'''

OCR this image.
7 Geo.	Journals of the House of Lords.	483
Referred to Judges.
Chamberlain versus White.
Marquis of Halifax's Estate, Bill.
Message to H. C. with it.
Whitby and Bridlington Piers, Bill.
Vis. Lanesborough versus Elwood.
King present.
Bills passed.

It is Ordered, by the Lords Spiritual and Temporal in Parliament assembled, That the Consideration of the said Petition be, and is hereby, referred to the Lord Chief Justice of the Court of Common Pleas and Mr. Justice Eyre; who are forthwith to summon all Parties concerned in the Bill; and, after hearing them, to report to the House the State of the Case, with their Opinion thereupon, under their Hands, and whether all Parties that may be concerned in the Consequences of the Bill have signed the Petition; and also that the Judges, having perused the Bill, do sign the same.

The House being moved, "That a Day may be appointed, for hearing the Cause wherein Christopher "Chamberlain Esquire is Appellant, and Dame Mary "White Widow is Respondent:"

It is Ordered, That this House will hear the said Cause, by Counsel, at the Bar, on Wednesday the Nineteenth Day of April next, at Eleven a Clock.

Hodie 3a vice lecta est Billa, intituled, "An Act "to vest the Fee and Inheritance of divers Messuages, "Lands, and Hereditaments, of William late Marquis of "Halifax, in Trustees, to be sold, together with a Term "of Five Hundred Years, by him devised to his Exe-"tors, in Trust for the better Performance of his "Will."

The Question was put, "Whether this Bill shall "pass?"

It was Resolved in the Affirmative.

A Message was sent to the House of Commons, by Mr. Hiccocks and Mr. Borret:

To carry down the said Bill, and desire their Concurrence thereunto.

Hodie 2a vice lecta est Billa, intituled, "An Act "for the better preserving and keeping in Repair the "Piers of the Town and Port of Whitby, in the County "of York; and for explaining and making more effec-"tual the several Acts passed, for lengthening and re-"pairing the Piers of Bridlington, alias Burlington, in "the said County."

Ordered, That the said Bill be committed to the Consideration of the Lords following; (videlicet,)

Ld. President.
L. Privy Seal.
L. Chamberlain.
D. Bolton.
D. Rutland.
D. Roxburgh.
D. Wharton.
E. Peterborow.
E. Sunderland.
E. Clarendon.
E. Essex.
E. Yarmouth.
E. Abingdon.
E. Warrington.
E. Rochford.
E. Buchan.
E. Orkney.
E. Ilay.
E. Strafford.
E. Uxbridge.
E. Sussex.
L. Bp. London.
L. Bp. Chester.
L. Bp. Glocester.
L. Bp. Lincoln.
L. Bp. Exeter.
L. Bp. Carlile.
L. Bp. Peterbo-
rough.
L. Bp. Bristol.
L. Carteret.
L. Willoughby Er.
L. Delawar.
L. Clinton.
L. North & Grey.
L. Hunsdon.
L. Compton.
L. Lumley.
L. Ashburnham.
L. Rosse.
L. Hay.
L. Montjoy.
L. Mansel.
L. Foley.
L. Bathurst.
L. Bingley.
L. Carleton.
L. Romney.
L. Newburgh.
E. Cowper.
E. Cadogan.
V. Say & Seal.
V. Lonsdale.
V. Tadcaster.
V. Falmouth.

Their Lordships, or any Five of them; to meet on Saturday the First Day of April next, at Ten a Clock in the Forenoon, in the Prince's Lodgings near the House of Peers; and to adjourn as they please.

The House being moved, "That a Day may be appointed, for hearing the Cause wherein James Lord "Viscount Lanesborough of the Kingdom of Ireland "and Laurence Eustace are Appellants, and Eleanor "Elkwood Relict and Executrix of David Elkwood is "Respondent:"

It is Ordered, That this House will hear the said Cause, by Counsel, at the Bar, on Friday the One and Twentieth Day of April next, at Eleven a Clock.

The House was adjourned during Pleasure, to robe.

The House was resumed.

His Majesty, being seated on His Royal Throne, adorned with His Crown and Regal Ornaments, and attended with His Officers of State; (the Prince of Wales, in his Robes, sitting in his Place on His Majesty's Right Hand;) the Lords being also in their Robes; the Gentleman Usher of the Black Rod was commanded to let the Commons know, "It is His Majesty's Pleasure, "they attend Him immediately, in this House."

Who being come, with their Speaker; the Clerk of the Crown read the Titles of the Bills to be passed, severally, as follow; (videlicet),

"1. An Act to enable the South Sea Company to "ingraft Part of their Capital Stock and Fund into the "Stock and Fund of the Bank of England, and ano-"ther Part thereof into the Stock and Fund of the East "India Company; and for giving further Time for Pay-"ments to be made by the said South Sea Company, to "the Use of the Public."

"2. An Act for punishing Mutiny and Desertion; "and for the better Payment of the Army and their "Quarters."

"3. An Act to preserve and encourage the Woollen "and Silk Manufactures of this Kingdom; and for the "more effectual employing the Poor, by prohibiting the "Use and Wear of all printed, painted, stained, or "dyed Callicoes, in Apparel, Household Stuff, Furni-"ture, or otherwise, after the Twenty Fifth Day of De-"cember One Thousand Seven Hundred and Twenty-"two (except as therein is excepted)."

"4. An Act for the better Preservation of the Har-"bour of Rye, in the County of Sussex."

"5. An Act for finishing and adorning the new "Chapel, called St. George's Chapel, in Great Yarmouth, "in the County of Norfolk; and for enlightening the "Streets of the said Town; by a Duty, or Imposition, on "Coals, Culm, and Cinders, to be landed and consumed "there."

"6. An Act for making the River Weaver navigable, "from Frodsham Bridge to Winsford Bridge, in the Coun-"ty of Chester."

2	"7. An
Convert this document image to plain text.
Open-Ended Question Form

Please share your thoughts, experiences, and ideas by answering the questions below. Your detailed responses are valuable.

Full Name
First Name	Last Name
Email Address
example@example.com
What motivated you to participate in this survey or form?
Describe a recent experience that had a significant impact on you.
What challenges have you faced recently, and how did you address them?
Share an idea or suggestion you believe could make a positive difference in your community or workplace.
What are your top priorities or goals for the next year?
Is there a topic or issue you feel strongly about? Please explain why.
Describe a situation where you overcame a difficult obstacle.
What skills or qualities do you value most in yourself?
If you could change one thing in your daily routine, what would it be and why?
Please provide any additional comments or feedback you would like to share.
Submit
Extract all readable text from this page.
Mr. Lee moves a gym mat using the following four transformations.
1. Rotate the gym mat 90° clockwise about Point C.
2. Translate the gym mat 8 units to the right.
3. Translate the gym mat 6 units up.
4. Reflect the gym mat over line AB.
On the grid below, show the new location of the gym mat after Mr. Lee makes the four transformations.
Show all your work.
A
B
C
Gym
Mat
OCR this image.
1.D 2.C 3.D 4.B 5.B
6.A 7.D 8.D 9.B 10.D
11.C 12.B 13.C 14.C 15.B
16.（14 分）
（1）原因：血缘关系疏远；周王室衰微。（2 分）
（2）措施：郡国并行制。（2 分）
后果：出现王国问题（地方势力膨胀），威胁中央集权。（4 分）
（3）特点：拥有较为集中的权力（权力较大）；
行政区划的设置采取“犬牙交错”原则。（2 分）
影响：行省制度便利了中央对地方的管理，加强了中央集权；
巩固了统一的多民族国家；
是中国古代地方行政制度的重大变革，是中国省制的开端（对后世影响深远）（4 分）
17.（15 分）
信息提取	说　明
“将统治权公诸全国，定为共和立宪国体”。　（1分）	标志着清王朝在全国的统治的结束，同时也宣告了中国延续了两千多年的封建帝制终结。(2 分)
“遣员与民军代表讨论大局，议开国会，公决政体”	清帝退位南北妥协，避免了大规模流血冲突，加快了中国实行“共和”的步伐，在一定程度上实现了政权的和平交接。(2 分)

'''

**WHAT YOU HAVE TO DO:**
Quote all the records. Keep every word exact.

**SOLUTION TO THIS PROBLEM:**
OCR this image.
7 Geo.	Journals of the House of Lords.	483
Referred to Judges.
Chamberlain versus White.
Marquis of Halifax's Estate, Bill.
Message to H. C. with it.
Whitby and Bridlington Piers, Bill.
Vis. Lanesborough versus Elwood.
King present.
Bills passed.

It is Ordered, by the Lords Spiritual and Temporal in Parliament assembled, That the Consideration of the said Petition be, and is hereby, referred to the Lord Chief Justice of the Court of Common Pleas and Mr. Justice Eyre; who are forthwith to summon all Parties concerned in the Bill; and, after hearing them, to report to the House the State of the Case, with their Opinion thereupon, under their Hands, and whether all Parties that may be concerned in the Consequences of the Bill have signed the Petition; and also that the Judges, having perused the Bill, do sign the same.

The House being moved, "That a Day may be appointed, for hearing the Cause wherein Christopher "Chamberlain Esquire is Appellant, and Dame Mary "White Widow is Respondent:"

It is Ordered, That this House will hear the said Cause, by Counsel, at the Bar, on Wednesday the Nineteenth Day of April next, at Eleven a Clock.

Hodie 3a vice lecta est Billa, intituled, "An Act "to vest the Fee and Inheritance of divers Messuages, "Lands, and Hereditaments, of William late Marquis of "Halifax, in Trustees, to be sold, together with a Term "of Five Hundred Years, by him devised to his Exe-"tors, in Trust for the better Performance of his "Will."

The Question was put, "Whether this Bill shall "pass?"

It was Resolved in the Affirmative.

A Message was sent to the House of Commons, by Mr. Hiccocks and Mr. Borret:

To carry down the said Bill, and desire their Concurrence thereunto.

Hodie 2a vice lecta est Billa, intituled, "An Act "for the better preserving and keeping in Repair the "Piers of the Town and Port of Whitby, in the County "of York; and for explaining and making more effec-"tual the several Acts passed, for lengthening and re-"pairing the Piers of Bridlington, alias Burlington, in "the said County."

Ordered, That the said Bill be committed to the Consideration of the Lords following; (videlicet,)

Ld. President.
L. Privy Seal.
L. Chamberlain.
D. Bolton.
D. Rutland.
D. Roxburgh.
D. Wharton.
E. Peterborow.
E. Sunderland.
E. Clarendon.
E. Essex.
E. Yarmouth.
E. Abingdon.
E. Warrington.
E. Rochford.
E. Buchan.
E. Orkney.
E. Ilay.
E. Strafford.
E. Uxbridge.
E. Sussex.
L. Bp. London.
L. Bp. Chester.
L. Bp. Glocester.
L. Bp. Lincoln.
L. Bp. Exeter.
L. Bp. Carlile.
L. Bp. Peterbo-
rough.
L. Bp. Bristol.
L. Carteret.
L. Willoughby Er.
L. Delawar.
L. Clinton.
L. North & Grey.
L. Hunsdon.
L. Compton.
L. Lumley.
L. Ashburnham.
L. Rosse.
L. Hay.
L. Montjoy.
L. Mansel.
L. Foley.
L. Bathurst.
L. Bingley.
L. Carleton.
L. Romney.
L. Newburgh.
E. Cowper.
E. Cadogan.
V. Say & Seal.
V. Lonsdale.
V. Tadcaster.
V. Falmouth.

Their Lordships, or any Five of them; to meet on Saturday the First Day of April next, at Ten a Clock in the Forenoon, in the Prince's Lodgings near the House of Peers; and to adjourn as they please.

The House being moved, "That a Day may be appointed, for hearing the Cause wherein James Lord "Viscount Lanesborough of the Kingdom of Ireland "and Laurence Eustace are Appellants, and Eleanor "Elkwood Relict and Executrix of David Elkwood is "Respondent:"

It is Ordered, That this House will hear the said Cause, by Counsel, at the Bar, on Friday the One and Twentieth Day of April next, at Eleven a Clock.

The House was adjourned during Pleasure, to robe.

The House was resumed.

His Majesty, being seated on His Royal Throne, adorned with His Crown and Regal Ornaments, and attended with His Officers of State; (the Prince of Wales, in his Robes, sitting in his Place on His Majesty's Right Hand;) the Lords being also in their Robes; the Gentleman Usher of the Black Rod was commanded to let the Commons know, "It is His Majesty's Pleasure, "they attend Him immediately, in this House."

Who being come, with their Speaker; the Clerk of the Crown read the Titles of the Bills to be passed, severally, as follow; (videlicet),

"1. An Act to enable the South Sea Company to "ingraft Part of their Capital Stock and Fund into the "Stock and Fund of the Bank of England, and ano-"ther Part thereof into the Stock and Fund of the East "India Company; and for giving further Time for Pay-"ments to be made by the said South Sea Company, to "the Use of the Public."

"2. An Act for punishing Mutiny and Desertion; "and for the better Payment of the Army and their "Quarters."

"3. An Act to preserve and encourage the Woollen "and Silk Manufactures of this Kingdom; and for the "more effectual employing the Poor, by prohibiting the "Use and Wear of all printed, painted, stained, or "dyed Callicoes, in Apparel, Household Stuff, Furni-"ture, or otherwise, after the Twenty Fifth Day of De-"cember One Thousand Seven Hundred and Twenty-"two (except as therein is excepted)."

"4. An Act for the better Preservation of the Har-"bour of Rye, in the County of Sussex."

"5. An Act for finishing and adorning the new "Chapel, called St. George's Chapel, in Great Yarmouth, "in the County of Norfolk; and for enlightening the "Streets of the said Town; by a Duty, or Imposition, on "Coals, Culm, and Cinders, to be landed and consumed "there."

"6. An Act for making the River Weaver navigable, "from Frodsham Bridge to Winsford Bridge, in the Coun-"ty of Chester."

2	"7. An
Convert this document image to plain text.
Open-Ended Question Form

Please share your thoughts, experiences, and ideas by answering the questions below. Your detailed responses are valuable.

Full Name
First Name	Last Name
Email Address
example@example.com
What motivated you to participate in this survey or form?
Describe a recent experience that had a significant impact on you.
What challenges have you faced recently, and how did you address them?
Share an idea or suggestion you believe could make a positive difference in your community or workplace.
What are your top priorities or goals for the next year?
Is there a topic or issue you feel strongly about? Please explain why.
Describe a situation where you overcame a difficult obstacle.
What skills or qualities do you value most in yourself?
If you could change one thing in your daily routine, what would it be and why?
Please provide any additional comments or feedback you would like to share.
Submit
Extract all readable text from this page.
Mr. Lee moves a gym mat using the following four transformations.
1. Rotate the gym mat 90° clockwise about Point C.
2. Translate the gym mat 8 units to the right.
3. Translate the gym mat 6 units up.
4. Reflect the gym mat over line AB.
On the grid below, show the new location of the gym mat after Mr. Lee makes the four transformations.
Show all your work.
A
B
C
Gym
Mat
OCR this image.
1.D 2.C 3.D 4.B 5.B
6.A 7.D 8.D 9.B 10.D
11.C 12.B 13.C 14.C 15.B
16.（14 分）
（1）原因：血缘关系疏远；周王室衰微。（2 分）
（2）措施：郡国并行制。（2 分）
后果：出现王国问题（地方势力膨胀），威胁中央集权。（4 分）
（3）特点：拥有较为集中的权力（权力较大）；
行政区划的设置采取“犬牙交错”原则。（2 分）
影响：行省制度便利了中央对地方的管理，加强了中央集权；
巩固了统一的多民族国家；
是中国古代地方行政制度的重大变革，是中国省制的开端（对后世影响深远）（4 分）
17.（15 分）
信息提取	说　明
“将统治权公诸全国，定为共和立宪国体”。　（1分）	标志着清王朝在全国的统治的结束，同时也宣告了中国延续了两千多年的封建帝制终结。(2 分)
“遣员与民军代表讨论大局，议开国会，公决政体”	清帝退位南北妥协，避免了大规模流血冲突，加快了中国实行“共和”的步伐，在一定程度上实现了政权的和平交接。(2 分)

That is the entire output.